> _Requirement_: Extract the lines that carry the string "JSON" from the listing.

> _Records for the task_:
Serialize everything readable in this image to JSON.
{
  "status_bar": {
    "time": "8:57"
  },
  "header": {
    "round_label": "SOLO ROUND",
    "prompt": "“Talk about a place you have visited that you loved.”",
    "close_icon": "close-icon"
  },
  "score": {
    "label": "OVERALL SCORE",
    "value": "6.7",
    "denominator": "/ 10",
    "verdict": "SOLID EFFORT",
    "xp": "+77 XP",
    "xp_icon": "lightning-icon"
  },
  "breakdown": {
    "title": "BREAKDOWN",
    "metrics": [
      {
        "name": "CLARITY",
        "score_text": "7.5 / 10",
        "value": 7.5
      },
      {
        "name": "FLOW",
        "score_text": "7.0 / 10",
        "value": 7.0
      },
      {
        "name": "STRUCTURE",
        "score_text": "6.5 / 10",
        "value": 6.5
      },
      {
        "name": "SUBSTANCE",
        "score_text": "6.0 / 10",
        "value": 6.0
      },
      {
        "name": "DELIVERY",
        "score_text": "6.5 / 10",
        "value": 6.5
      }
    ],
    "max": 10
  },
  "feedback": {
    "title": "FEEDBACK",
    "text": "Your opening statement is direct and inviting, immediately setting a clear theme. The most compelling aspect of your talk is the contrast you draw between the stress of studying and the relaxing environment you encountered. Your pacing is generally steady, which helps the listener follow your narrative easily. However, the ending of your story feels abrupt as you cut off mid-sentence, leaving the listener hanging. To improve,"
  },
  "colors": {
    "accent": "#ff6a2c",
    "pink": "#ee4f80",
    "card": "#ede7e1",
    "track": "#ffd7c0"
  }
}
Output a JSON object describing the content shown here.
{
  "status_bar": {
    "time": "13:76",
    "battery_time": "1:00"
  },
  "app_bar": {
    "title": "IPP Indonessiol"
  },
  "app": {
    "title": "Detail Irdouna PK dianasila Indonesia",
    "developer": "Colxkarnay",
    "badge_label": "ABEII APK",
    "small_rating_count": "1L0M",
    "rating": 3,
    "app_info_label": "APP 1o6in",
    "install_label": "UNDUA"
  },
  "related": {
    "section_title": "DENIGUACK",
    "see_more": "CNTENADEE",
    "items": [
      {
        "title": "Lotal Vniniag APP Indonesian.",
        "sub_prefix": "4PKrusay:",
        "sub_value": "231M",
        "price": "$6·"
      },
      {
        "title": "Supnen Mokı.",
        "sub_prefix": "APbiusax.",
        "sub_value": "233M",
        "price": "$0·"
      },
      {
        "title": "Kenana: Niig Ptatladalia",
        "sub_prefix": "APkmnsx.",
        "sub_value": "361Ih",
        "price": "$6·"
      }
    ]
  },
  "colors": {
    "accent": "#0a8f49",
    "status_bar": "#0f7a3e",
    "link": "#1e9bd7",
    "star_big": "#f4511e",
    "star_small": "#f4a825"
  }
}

> _Solution_:
Serialize everything readable in this image to JSON.
Output a JSON object describing the content shown here.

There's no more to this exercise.